Raw data —
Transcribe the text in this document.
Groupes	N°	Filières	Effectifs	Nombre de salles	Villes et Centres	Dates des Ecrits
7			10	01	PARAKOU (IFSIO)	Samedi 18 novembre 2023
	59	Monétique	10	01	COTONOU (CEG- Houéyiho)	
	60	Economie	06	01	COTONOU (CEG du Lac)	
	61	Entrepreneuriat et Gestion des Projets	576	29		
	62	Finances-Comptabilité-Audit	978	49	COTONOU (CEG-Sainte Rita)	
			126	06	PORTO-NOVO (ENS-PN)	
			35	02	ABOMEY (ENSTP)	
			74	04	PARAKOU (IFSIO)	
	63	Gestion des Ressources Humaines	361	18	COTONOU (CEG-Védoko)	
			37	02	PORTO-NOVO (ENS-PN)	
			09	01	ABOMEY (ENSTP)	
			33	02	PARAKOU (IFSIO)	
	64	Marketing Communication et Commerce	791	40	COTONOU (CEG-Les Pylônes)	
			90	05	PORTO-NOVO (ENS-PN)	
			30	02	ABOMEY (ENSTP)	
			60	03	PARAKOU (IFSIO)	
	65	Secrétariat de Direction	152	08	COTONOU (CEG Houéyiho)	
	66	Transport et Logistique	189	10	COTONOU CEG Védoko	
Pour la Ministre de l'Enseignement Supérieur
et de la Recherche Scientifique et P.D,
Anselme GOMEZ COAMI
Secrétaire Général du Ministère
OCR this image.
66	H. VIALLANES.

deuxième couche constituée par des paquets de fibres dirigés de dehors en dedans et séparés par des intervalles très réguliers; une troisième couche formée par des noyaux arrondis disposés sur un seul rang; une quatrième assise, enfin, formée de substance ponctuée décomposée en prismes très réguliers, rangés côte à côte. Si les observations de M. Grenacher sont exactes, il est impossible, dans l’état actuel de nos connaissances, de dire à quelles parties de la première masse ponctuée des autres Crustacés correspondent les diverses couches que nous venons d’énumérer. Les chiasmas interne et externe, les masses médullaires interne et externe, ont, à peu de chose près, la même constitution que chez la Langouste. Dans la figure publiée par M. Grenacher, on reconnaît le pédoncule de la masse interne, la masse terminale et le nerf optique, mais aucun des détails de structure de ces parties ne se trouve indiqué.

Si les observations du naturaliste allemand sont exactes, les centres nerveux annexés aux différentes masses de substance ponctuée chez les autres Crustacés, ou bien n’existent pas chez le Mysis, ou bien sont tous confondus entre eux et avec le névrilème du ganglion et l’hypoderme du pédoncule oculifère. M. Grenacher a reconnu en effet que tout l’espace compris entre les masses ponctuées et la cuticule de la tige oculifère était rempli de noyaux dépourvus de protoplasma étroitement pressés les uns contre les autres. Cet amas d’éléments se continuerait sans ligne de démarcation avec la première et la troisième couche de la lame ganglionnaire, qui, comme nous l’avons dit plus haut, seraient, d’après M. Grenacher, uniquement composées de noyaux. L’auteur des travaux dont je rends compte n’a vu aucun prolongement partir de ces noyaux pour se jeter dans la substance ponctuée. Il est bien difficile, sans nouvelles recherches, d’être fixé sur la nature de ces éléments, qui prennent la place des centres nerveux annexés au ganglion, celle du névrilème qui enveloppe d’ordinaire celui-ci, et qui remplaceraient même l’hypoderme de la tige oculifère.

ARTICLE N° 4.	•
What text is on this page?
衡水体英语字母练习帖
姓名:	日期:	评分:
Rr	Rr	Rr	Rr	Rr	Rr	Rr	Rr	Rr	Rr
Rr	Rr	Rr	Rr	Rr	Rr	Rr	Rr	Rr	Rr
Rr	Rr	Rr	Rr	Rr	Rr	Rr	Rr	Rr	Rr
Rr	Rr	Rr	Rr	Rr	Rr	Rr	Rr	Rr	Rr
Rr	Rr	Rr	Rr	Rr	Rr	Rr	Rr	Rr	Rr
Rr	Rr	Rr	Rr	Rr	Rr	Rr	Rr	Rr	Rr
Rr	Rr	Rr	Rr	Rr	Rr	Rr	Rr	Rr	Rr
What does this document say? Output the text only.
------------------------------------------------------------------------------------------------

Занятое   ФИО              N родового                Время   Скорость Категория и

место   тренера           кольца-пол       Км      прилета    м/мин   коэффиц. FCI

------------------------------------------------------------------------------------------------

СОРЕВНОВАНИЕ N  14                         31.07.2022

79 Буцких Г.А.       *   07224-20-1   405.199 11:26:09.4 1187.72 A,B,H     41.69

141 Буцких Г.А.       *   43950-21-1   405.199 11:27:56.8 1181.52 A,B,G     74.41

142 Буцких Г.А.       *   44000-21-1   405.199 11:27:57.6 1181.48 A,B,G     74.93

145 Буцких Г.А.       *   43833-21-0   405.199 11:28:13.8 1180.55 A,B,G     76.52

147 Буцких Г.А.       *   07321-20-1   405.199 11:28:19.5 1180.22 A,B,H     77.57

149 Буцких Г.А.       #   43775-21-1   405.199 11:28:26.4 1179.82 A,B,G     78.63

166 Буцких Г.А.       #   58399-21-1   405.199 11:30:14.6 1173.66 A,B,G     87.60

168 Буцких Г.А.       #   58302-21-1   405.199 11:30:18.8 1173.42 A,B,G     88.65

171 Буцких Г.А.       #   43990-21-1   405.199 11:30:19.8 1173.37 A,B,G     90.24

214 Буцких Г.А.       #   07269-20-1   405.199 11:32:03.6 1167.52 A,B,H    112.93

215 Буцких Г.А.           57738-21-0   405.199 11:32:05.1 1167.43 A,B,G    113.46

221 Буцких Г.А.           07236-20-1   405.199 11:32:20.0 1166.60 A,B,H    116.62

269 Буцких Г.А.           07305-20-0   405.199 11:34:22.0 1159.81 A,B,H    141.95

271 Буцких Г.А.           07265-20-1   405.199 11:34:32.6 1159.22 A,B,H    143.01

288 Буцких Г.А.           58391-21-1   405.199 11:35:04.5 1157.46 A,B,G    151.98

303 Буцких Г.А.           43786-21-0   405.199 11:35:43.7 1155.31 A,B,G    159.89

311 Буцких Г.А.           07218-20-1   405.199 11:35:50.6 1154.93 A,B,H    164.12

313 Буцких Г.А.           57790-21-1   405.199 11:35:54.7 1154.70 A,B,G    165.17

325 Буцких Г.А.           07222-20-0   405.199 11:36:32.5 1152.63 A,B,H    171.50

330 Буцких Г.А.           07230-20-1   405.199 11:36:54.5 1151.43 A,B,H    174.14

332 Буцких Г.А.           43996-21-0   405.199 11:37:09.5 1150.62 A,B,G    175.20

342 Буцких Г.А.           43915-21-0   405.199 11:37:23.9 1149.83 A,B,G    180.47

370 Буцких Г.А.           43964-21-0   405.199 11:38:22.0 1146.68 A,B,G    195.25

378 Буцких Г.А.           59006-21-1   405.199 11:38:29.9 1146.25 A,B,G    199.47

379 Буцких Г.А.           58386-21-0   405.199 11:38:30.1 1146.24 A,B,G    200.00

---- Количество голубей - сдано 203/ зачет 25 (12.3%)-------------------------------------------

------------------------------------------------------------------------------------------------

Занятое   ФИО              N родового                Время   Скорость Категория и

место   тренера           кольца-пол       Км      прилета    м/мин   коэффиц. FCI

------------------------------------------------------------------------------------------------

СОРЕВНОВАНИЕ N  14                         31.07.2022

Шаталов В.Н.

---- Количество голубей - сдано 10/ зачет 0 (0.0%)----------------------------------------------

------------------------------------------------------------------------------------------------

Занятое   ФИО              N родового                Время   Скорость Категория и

Exercise —
Output the entries exactly.

Solution for this problem —
Transcribe the text in this document.
Groupes	N°	Filières	Effectifs	Nombre de salles	Villes et Centres	Dates des Ecrits
7			10	01	PARAKOU (IFSIO)	Samedi 18 novembre 2023
	59	Monétique	10	01	COTONOU (CEG- Houéyiho)	
	60	Economie	06	01	COTONOU (CEG du Lac)	
	61	Entrepreneuriat et Gestion des Projets	576	29		
	62	Finances-Comptabilité-Audit	978	49	COTONOU (CEG-Sainte Rita)	
			126	06	PORTO-NOVO (ENS-PN)	
			35	02	ABOMEY (ENSTP)	
			74	04	PARAKOU (IFSIO)	
	63	Gestion des Ressources Humaines	361	18	COTONOU (CEG-Védoko)	
			37	02	PORTO-NOVO (ENS-PN)	
			09	01	ABOMEY (ENSTP)	
			33	02	PARAKOU (IFSIO)	
	64	Marketing Communication et Commerce	791	40	COTONOU (CEG-Les Pylônes)	
			90	05	PORTO-NOVO (ENS-PN)	
			30	02	ABOMEY (ENSTP)	
			60	03	PARAKOU (IFSIO)	
	65	Secrétariat de Direction	152	08	COTONOU (CEG Houéyiho)	
	66	Transport et Logistique	189	10	COTONOU CEG Védoko	
Pour la Ministre de l'Enseignement Supérieur
et de la Recherche Scientifique et P.D,
Anselme GOMEZ COAMI
Secrétaire Général du Ministère
OCR this image.
66	H. VIALLANES.

deuxième couche constituée par des paquets de fibres dirigés de dehors en dedans et séparés par des intervalles très réguliers; une troisième couche formée par des noyaux arrondis disposés sur un seul rang; une quatrième assise, enfin, formée de substance ponctuée décomposée en prismes très réguliers, rangés côte à côte. Si les observations de M. Grenacher sont exactes, il est impossible, dans l’état actuel de nos connaissances, de dire à quelles parties de la première masse ponctuée des autres Crustacés correspondent les diverses couches que nous venons d’énumérer. Les chiasmas interne et externe, les masses médullaires interne et externe, ont, à peu de chose près, la même constitution que chez la Langouste. Dans la figure publiée par M. Grenacher, on reconnaît le pédoncule de la masse interne, la masse terminale et le nerf optique, mais aucun des détails de structure de ces parties ne se trouve indiqué.

Si les observations du naturaliste allemand sont exactes, les centres nerveux annexés aux différentes masses de substance ponctuée chez les autres Crustacés, ou bien n’existent pas chez le Mysis, ou bien sont tous confondus entre eux et avec le névrilème du ganglion et l’hypoderme du pédoncule oculifère. M. Grenacher a reconnu en effet que tout l’espace compris entre les masses ponctuées et la cuticule de la tige oculifère était rempli de noyaux dépourvus de protoplasma étroitement pressés les uns contre les autres. Cet amas d’éléments se continuerait sans ligne de démarcation avec la première et la troisième couche de la lame ganglionnaire, qui, comme nous l’avons dit plus haut, seraient, d’après M. Grenacher, uniquement composées de noyaux. L’auteur des travaux dont je rends compte n’a vu aucun prolongement partir de ces noyaux pour se jeter dans la substance ponctuée. Il est bien difficile, sans nouvelles recherches, d’être fixé sur la nature de ces éléments, qui prennent la place des centres nerveux annexés au ganglion, celle du névrilème qui enveloppe d’ordinaire celui-ci, et qui remplaceraient même l’hypoderme de la tige oculifère.

ARTICLE N° 4.	•
What text is on this page?
衡水体英语字母练习帖
姓名:	日期:	评分:
Rr	Rr	Rr	Rr	Rr	Rr	Rr	Rr	Rr	Rr
Rr	Rr	Rr	Rr	Rr	Rr	Rr	Rr	Rr	Rr
Rr	Rr	Rr	Rr	Rr	Rr	Rr	Rr	Rr	Rr
Rr	Rr	Rr	Rr	Rr	Rr	Rr	Rr	Rr	Rr
Rr	Rr	Rr	Rr	Rr	Rr	Rr	Rr	Rr	Rr
Rr	Rr	Rr	Rr	Rr	Rr	Rr	Rr	Rr	Rr
Rr	Rr	Rr	Rr	Rr	Rr	Rr	Rr	Rr	Rr
What does this document say? Output the text only.
------------------------------------------------------------------------------------------------

Занятое   ФИО              N родового                Время   Скорость Категория и

место   тренера           кольца-пол       Км      прилета    м/мин   коэффиц. FCI

------------------------------------------------------------------------------------------------

СОРЕВНОВАНИЕ N  14                         31.07.2022

79 Буцких Г.А.       *   07224-20-1   405.199 11:26:09.4 1187.72 A,B,H     41.69

141 Буцких Г.А.       *   43950-21-1   405.199 11:27:56.8 1181.52 A,B,G     74.41

142 Буцких Г.А.       *   44000-21-1   405.199 11:27:57.6 1181.48 A,B,G     74.93

145 Буцких Г.А.       *   43833-21-0   405.199 11:28:13.8 1180.55 A,B,G     76.52

147 Буцких Г.А.       *   07321-20-1   405.199 11:28:19.5 1180.22 A,B,H     77.57

149 Буцких Г.А.       #   43775-21-1   405.199 11:28:26.4 1179.82 A,B,G     78.63

166 Буцких Г.А.       #   58399-21-1   405.199 11:30:14.6 1173.66 A,B,G     87.60

168 Буцких Г.А.       #   58302-21-1   405.199 11:30:18.8 1173.42 A,B,G     88.65

171 Буцких Г.А.       #   43990-21-1   405.199 11:30:19.8 1173.37 A,B,G     90.24

214 Буцких Г.А.       #   07269-20-1   405.199 11:32:03.6 1167.52 A,B,H    112.93

215 Буцких Г.А.           57738-21-0   405.199 11:32:05.1 1167.43 A,B,G    113.46

221 Буцких Г.А.           07236-20-1   405.199 11:32:20.0 1166.60 A,B,H    116.62

269 Буцких Г.А.           07305-20-0   405.199 11:34:22.0 1159.81 A,B,H    141.95

271 Буцких Г.А.           07265-20-1   405.199 11:34:32.6 1159.22 A,B,H    143.01

288 Буцких Г.А.           58391-21-1   405.199 11:35:04.5 1157.46 A,B,G    151.98

303 Буцких Г.А.           43786-21-0   405.199 11:35:43.7 1155.31 A,B,G    159.89

311 Буцких Г.А.           07218-20-1   405.199 11:35:50.6 1154.93 A,B,H    164.12

313 Буцких Г.А.           57790-21-1   405.199 11:35:54.7 1154.70 A,B,G    165.17

325 Буцких Г.А.           07222-20-0   405.199 11:36:32.5 1152.63 A,B,H    171.50

330 Буцких Г.А.           07230-20-1   405.199 11:36:54.5 1151.43 A,B,H    174.14

332 Буцких Г.А.           43996-21-0   405.199 11:37:09.5 1150.62 A,B,G    175.20

342 Буцких Г.А.           43915-21-0   405.199 11:37:23.9 1149.83 A,B,G    180.47

370 Буцких Г.А.           43964-21-0   405.199 11:38:22.0 1146.68 A,B,G    195.25

378 Буцких Г.А.           59006-21-1   405.199 11:38:29.9 1146.25 A,B,G    199.47

379 Буцких Г.А.           58386-21-0   405.199 11:38:30.1 1146.24 A,B,G    200.00

---- Количество голубей - сдано 203/ зачет 25 (12.3%)-------------------------------------------

------------------------------------------------------------------------------------------------

Занятое   ФИО              N родового                Время   Скорость Категория и

место   тренера           кольца-пол       Км      прилета    м/мин   коэффиц. FCI

------------------------------------------------------------------------------------------------

СОРЕВНОВАНИЕ N  14                         31.07.2022

Шаталов В.Н.

---- Количество голубей - сдано 10/ зачет 0 (0.0%)----------------------------------------------

------------------------------------------------------------------------------------------------

Занятое   ФИО              N родового                Время   Скорость Категория и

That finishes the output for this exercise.